** Start **

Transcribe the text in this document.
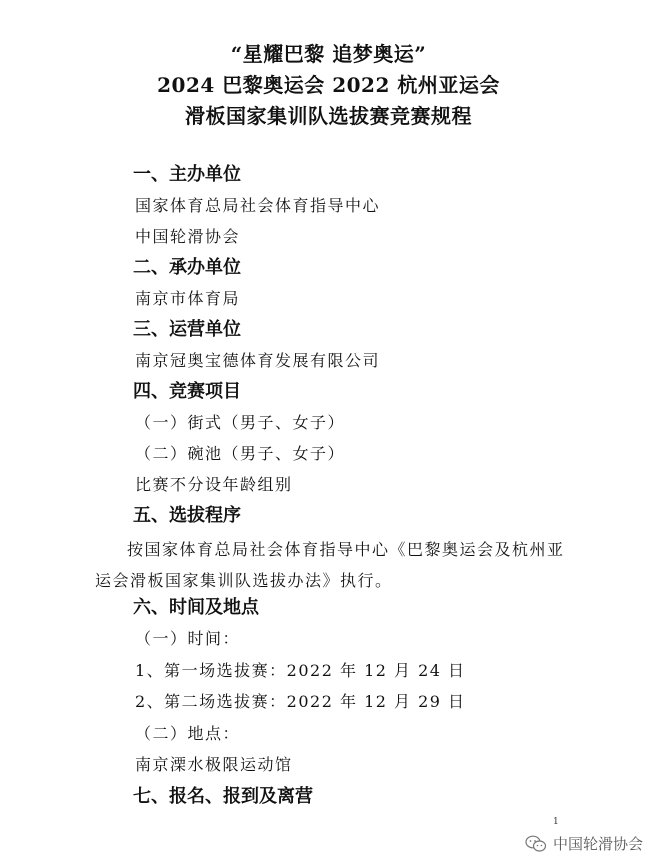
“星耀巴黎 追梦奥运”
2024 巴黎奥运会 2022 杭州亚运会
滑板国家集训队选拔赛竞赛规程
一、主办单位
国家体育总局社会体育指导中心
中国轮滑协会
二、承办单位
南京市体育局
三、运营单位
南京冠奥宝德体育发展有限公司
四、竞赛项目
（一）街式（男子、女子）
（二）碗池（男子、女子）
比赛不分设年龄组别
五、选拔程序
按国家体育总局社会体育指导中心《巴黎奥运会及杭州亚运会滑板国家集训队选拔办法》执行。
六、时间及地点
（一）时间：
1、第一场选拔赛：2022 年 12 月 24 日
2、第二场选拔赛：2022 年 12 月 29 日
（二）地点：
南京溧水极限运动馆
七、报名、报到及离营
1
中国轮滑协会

** End **
** Start **

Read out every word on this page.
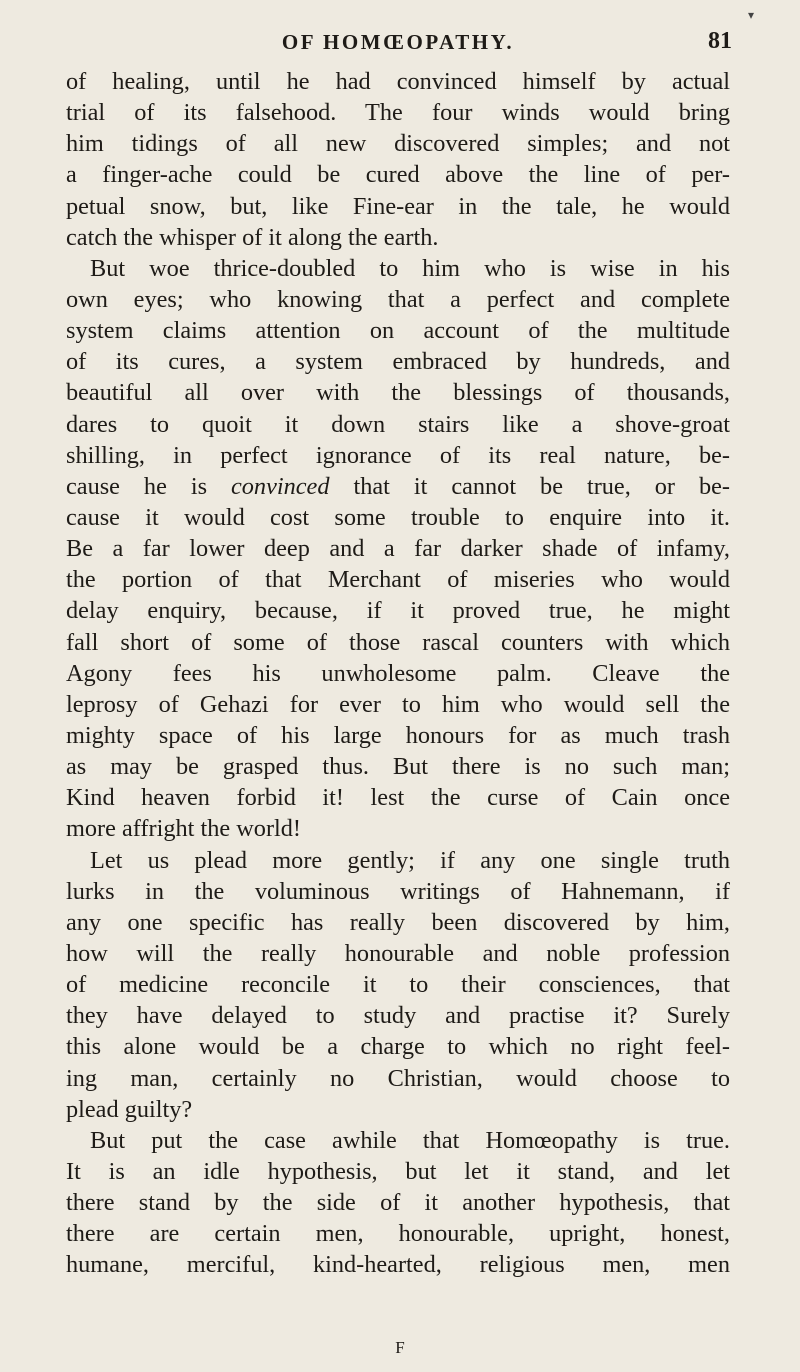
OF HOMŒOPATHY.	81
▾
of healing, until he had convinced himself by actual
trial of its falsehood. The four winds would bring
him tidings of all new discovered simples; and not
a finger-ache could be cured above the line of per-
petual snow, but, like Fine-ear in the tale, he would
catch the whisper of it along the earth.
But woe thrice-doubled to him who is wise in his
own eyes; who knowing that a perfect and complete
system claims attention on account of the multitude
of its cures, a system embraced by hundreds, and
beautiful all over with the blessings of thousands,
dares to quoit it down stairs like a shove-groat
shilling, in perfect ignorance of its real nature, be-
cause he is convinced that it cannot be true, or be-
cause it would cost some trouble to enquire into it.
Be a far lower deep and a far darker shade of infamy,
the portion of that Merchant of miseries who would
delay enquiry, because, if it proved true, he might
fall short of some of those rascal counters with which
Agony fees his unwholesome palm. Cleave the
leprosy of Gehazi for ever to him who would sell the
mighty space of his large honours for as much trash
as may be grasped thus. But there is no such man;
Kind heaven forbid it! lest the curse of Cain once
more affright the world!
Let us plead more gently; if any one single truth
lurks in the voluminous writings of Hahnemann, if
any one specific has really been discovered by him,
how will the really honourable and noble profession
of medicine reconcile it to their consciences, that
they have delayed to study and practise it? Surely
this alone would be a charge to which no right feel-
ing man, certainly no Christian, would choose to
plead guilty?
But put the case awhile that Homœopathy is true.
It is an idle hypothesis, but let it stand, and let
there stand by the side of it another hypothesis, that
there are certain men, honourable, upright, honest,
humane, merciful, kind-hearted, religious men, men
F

** End **

**WRITTEN INSTRUCTION**: Copy every line of the listing containing the string "convinced".

**RESULT OF THIS TASK**:
of healing, until he had convinced himself by actual
cause he is convinced that it cannot be true, or be-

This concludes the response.